* _Document segment_:

I often had to deal with large amounts time series data in my career and I have never been able to give qualified answers or recommendations for one database or another. So in a series of articles I want to learn more about TimescaleDB and InfluxDB.
In this article I will start with parsing a CSV dataset using .NET. The Dataset is going to be used in the upcoming articles.
All code to reproduce the article can be found in my GitHub repository at:
The Dataset
The DWD Open Data portal of the Deutscher Wetterdienst (DWD) gives access to the historical weather data in Germany. I decided to use all available historical air temperature data for Germany given in a 10 minute resolution (FTP Link).
If you want to recreate the example, you can find the list of CSV files in the GitHub repository at: GermanWeatherDataExample/Resources/files.md.
The DWD dataset is given as CSV files and has a size of approximately 25.5 GB.
Parsing the Station Data
Let's start by looking at the CSV data for the weather stations given in the file zehn_min_tu_Beschreibung_Stationen.txt
:
We can see, that the file has two header rows and is fixed-width format. This format can be easily parsed with the FixedLengthTokenizer of TinyCsvParser, which needs the indices of the data.
The Station Tokenizer
I start by defining a static class Tokenizers
, which defines the start and end column indices for each property:
// Copyright (c) Philipp Wagner. All rights reserved.
// Licensed under the MIT license. See LICENSE file in the project root for full license information.

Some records
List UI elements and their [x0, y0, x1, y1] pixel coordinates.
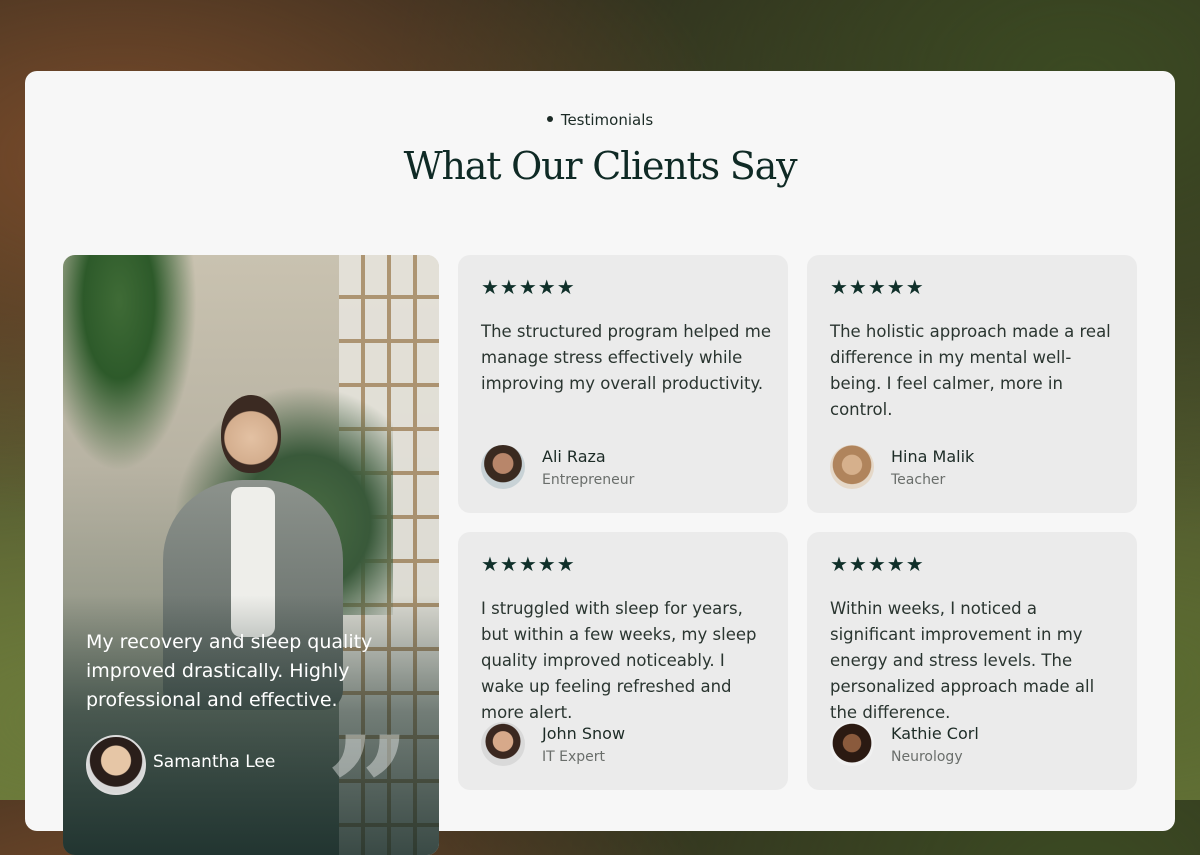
- testimonial-quote: The holistic approach made a real differ…: [830, 322, 1111, 419]
- client-name: Hina Malik: [891, 447, 975, 466]
- star-rating: ★★★★★: [830, 552, 925, 576]
- client-name: Kathie Corl: [891, 724, 979, 743]
- avatar: [481, 722, 525, 766]
- section-title: What Our Clients Say: [403, 144, 798, 188]
- client-name: Ali Raza: [542, 447, 606, 466]
- avatar: [830, 445, 874, 489]
- testimonial-card: ★★★★★ The structured program helped me m…: [458, 255, 788, 513]
- featured-avatar: [86, 735, 146, 795]
- eyebrow-label: Testimonials: [560, 111, 654, 129]
- client-name: John Snow: [542, 724, 626, 743]
- star-rating: ★★★★★: [481, 552, 576, 576]
- section-eyebrow: Testimonials: [25, 111, 1175, 129]
- featured-quote: My recovery and sleep quality improved d…: [86, 631, 373, 711]
- testimonial-card: ★★★★★ The holistic approach made a real …: [807, 255, 1137, 513]
- client-role: Teacher: [891, 472, 946, 488]
- quote-icon: ”: [325, 704, 412, 855]
- avatar: [830, 722, 874, 766]
- avatar: [481, 445, 525, 489]
- star-rating: ★★★★★: [830, 275, 925, 299]
- client-role: Entrepreneur: [542, 472, 635, 488]
- client-role: IT Expert: [542, 749, 606, 765]
- client-role: Neurology: [891, 749, 963, 765]
- meditating-woman-head: [221, 395, 281, 473]
- testimonials-panel: Testimonials What Our Clients Say My rec…: [25, 71, 1175, 855]
- testimonial-card: ★★★★★ Within weeks, I noticed a signific…: [807, 532, 1137, 790]
- testimonial-quote: I struggled with sleep for years, but wi…: [481, 599, 757, 722]
- testimonial-card: ★★★★★ I struggled with sleep for years, …: [458, 532, 788, 790]
- star-rating: ★★★★★: [481, 275, 576, 299]
- bullet-dot-icon: [546, 115, 553, 122]
- featured-testimonial: My recovery and sleep quality improved d…: [63, 255, 439, 855]
- featured-name: Samantha Lee: [153, 752, 276, 772]
- testimonial-quote: Within weeks, I noticed a significant im…: [830, 599, 1095, 722]
- testimonial-quote: The structured program helped me manage …: [481, 322, 771, 393]
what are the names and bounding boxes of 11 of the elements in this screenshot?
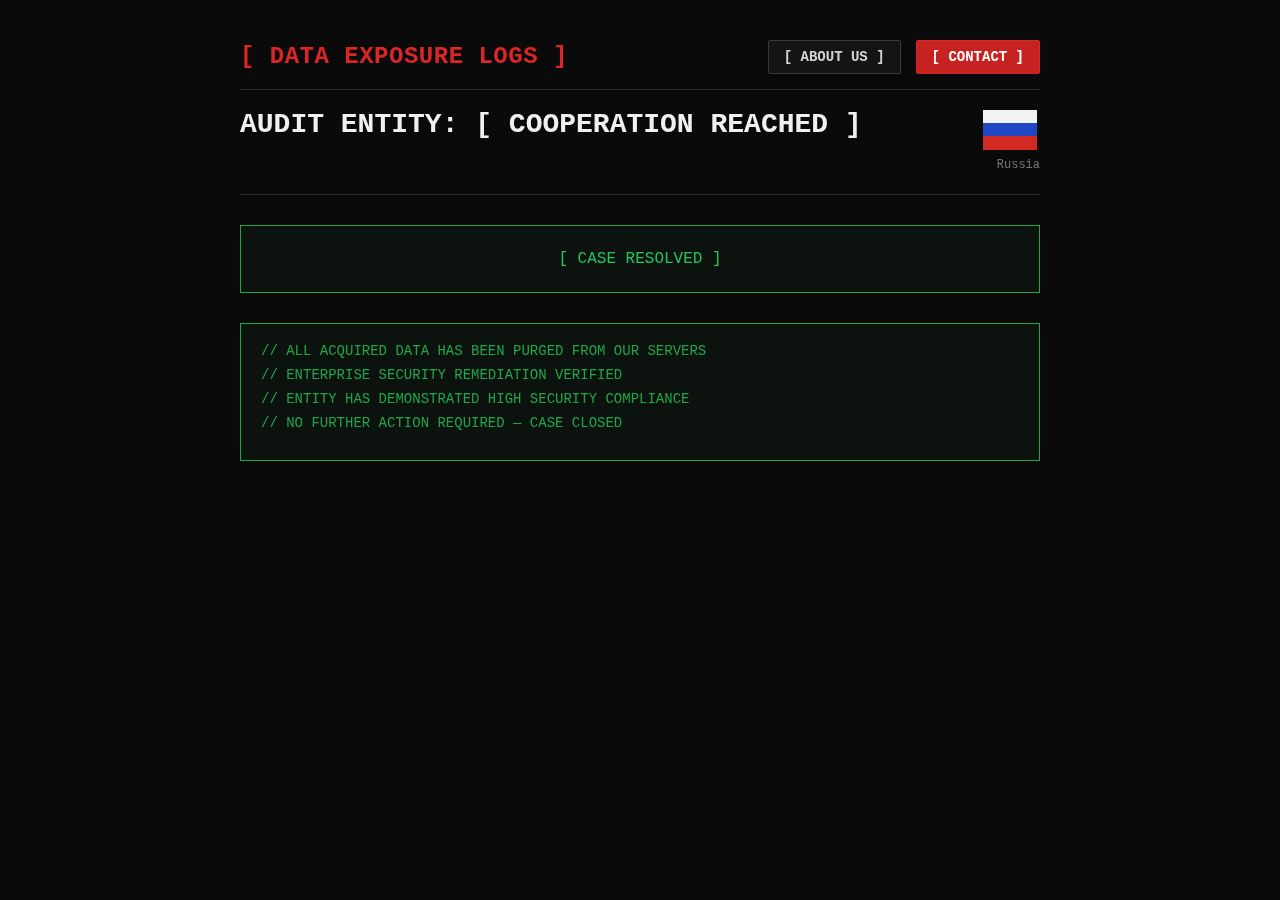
note-line: // NO FURTHER ACTION REQUIRED — CASE CLOSED bbox=[261, 414, 624, 432]
nav-button[interactable]: [ CONTACT ] bbox=[915, 40, 1040, 74]
country-label: Russia bbox=[996, 157, 1040, 174]
entity-heading: AUDIT ENTITY: [ COOPERATION REACHED ] bbox=[240, 110, 862, 142]
status-label: [ CASE RESOLVED ] bbox=[558, 249, 722, 270]
note-line: // ENTITY HAS DEMONSTRATED HIGH SECURITY COMPLIANCE bbox=[261, 390, 691, 408]
nav-button[interactable]: [ ABOUT US ] bbox=[767, 40, 901, 74]
note-line: // ENTERPRISE SECURITY REMEDIATION VERIFIED bbox=[261, 366, 624, 384]
note-line: // ALL ACQUIRED DATA HAS BEEN PURGED FROM OUR SERVERS bbox=[261, 342, 708, 360]
flag-icon bbox=[983, 110, 1037, 150]
page-title: [ DATA EXPOSURE LOGS ] bbox=[240, 42, 568, 72]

* _What to do_:
1/ In the weather data article, roughly how large is the DWD dataset?
2/ Sum up the weather data article in two sentences.
The records play no part in this work.

* _Answer list_:
1/ Approximately 25.5 GB, given as CSV files.

2/ The author opens a series on TimescaleDB and InfluxDB by parsing a CSV dataset with .NET: all available historical air temperature data for Germany, at a 10-minute resolution, from the DWD Open Data portal, about 25.5 GB in total. The station description file has two header rows and a fixed-width format, which TinyCsvParser's FixedLengthTokenizer can parse using the start and end column indices defined for each property in a static Tokenizers class.